## Passage
>>>>>
Minimax combined with machine learning to determine if a path should be explored



I have an idea for a new type of AI for two-player games with alternating turns, like chess, checkers, connect four, and so on.

A little background: Traditionally engines for such games have used the minimax algorithm combined with a heuristic function when a certain depth has been reached to find the best moves. In recent days engines using reinforcement learning, etc (like AlphaZero in chess) have increased popularity, and become as strong as or stronger than the traditional minimax engines.

My approach is to combine these ideas, to some level. A minimax tree with alpha-beta pruning will be used, but instead of considering every move in a position, these moves will be evaluated with a neural net or some other machine learning method, and the moves which seem least promising will not be considered further. The more interesting moves are expanded like in traditional minimax algorithms, and the same evaluation are again done for these nodes' children.

The pros and cons are pretty obvious: By decreasing the breadth (number of moves in a position), the computation time will be reduced, which again can increase the search depth. The downside is that good moves may not be considered, if the machine learning method used to evaluate moves are not good enough.

One could of course hope that the position evaluation itself (from the neural net, etc) is good enough to pick the best move, so that no minimax is needed. However, combining the two approaches will hopefully make better results.

A big motivation for this approach is that it resembles how humans act when playing games like chess. One tends to use intuition (which will be what the neural net represents in this approach) to find moves which looks interesting. Then one will look more thoroughly at these interesting moves by calculating moves ahead. However, one does not do this for all moves, only those which seem interesting. The idea is that a computer engine can play well by using the same approach, but can of course calculate much faster than a human.

To illustrate the performance gain: The size of a minimax tree is about b^d, where b is the average number of moves possible in each position, and d is the search depth. If the neural net can reduce the size of considered moves b to half, the new complexity will be (b/2)^d. If d is 20, that means reducing the computation time by approx. 1 million.
<<<<<
## Supplied data
>>>>>
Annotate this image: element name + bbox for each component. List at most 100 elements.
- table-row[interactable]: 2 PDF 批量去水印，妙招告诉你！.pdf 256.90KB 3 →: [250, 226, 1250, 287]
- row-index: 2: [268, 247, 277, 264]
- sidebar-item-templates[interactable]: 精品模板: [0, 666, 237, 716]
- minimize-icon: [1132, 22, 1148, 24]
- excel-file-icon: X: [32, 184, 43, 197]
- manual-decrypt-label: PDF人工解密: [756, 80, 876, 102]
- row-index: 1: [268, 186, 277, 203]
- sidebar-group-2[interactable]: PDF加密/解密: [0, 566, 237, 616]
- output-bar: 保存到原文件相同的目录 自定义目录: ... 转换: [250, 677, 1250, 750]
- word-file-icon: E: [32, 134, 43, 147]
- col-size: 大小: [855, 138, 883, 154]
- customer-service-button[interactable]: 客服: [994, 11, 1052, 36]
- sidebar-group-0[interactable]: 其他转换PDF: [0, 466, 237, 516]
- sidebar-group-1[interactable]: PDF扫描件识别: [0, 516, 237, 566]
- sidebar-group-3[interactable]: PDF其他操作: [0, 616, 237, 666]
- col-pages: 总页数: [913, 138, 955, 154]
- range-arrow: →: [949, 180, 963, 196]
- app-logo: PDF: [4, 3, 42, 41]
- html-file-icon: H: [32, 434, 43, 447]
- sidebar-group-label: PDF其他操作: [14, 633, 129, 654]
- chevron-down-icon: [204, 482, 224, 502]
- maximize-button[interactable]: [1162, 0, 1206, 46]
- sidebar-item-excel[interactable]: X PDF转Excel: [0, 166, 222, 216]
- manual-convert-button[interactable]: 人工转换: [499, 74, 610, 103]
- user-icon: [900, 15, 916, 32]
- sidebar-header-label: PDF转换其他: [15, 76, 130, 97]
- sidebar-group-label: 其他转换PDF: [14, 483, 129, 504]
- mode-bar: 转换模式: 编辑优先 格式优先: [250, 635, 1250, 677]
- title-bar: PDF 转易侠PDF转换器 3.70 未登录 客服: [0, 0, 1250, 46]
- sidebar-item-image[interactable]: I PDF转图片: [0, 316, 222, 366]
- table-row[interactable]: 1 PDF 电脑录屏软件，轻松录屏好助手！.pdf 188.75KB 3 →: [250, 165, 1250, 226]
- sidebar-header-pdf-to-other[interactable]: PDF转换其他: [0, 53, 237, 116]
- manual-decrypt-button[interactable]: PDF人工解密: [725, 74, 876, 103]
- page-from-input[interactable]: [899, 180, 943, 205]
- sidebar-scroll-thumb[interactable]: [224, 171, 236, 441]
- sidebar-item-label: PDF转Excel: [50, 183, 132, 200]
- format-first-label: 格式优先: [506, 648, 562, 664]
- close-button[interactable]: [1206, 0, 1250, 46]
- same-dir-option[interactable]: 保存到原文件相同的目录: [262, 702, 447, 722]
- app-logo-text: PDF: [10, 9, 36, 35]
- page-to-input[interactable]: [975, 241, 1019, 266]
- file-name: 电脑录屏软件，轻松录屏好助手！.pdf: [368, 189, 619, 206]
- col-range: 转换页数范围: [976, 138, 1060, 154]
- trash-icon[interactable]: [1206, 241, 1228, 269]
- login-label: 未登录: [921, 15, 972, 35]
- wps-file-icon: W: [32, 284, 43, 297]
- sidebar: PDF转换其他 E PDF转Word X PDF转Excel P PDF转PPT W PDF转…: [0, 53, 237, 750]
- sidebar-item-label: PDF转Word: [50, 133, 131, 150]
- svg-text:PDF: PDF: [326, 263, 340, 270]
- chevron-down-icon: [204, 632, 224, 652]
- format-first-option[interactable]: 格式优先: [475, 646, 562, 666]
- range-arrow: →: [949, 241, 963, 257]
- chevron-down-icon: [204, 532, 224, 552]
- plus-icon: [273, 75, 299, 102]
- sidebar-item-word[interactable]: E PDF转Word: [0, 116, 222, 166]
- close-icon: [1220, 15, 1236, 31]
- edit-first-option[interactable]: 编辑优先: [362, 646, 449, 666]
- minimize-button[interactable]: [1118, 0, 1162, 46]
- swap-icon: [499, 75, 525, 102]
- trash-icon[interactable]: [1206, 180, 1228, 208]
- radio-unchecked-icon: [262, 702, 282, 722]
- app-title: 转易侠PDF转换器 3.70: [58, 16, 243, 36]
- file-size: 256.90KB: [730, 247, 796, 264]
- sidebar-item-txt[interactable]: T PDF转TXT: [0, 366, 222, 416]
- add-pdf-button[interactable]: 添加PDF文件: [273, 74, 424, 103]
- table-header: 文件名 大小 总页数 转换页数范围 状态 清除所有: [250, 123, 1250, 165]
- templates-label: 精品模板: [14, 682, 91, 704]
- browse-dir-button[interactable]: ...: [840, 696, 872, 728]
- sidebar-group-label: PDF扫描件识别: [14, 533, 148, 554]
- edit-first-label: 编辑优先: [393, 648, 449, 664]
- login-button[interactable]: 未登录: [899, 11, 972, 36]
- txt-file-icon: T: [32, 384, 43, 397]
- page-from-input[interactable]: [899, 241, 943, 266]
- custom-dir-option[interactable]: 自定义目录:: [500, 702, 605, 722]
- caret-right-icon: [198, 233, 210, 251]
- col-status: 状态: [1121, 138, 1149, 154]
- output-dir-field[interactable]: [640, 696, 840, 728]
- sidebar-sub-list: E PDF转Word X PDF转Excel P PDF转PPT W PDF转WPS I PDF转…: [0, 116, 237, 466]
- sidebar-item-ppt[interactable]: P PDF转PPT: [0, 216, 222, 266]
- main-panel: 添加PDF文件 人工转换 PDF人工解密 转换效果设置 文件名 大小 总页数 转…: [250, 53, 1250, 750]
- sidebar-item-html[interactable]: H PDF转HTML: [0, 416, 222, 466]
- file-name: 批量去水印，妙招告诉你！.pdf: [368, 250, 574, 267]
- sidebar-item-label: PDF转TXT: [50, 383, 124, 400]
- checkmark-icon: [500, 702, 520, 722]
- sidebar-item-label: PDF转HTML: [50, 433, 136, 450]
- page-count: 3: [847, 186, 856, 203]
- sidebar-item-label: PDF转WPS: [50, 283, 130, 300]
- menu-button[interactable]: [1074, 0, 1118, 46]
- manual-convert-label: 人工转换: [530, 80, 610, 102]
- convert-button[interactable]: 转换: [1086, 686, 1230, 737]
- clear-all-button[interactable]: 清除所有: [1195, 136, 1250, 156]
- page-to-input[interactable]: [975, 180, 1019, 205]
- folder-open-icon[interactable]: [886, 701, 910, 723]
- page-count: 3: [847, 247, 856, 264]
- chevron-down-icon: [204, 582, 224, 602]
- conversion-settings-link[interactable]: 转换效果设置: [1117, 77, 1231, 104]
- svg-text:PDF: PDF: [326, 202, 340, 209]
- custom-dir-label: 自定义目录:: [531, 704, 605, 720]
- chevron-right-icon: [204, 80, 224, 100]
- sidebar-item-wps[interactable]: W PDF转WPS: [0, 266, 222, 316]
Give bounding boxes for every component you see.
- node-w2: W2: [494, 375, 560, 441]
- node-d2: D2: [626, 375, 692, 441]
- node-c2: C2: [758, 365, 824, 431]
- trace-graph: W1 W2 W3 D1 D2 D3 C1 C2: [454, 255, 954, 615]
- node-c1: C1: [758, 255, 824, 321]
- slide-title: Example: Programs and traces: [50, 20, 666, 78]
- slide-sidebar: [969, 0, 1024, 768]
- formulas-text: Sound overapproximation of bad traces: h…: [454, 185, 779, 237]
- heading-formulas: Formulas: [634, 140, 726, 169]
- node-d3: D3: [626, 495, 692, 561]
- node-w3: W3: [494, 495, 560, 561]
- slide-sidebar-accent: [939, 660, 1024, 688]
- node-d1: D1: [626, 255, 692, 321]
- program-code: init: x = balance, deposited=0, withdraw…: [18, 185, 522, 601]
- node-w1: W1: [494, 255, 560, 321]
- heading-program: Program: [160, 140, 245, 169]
<<<<<
## Stated task
Rewrite the passage on combining minimax with machine learning from "To illustrate the" up to and including "approx. 1 million.", with "search depth" replaced by "lookahead depth". The data above is separate material and is not part of the passage on combining minimax with machine learning.

## Response to this exercise
To illustrate the performance gain: The size of a minimax tree is about b^d, where b is the average number of moves possible in each position, and d is the lookahead depth. If the neural net can reduce the size of considered moves b to half, the new complexity will be (b/2)^d. If d is 20, that means reducing the computation time by approx. 1 million.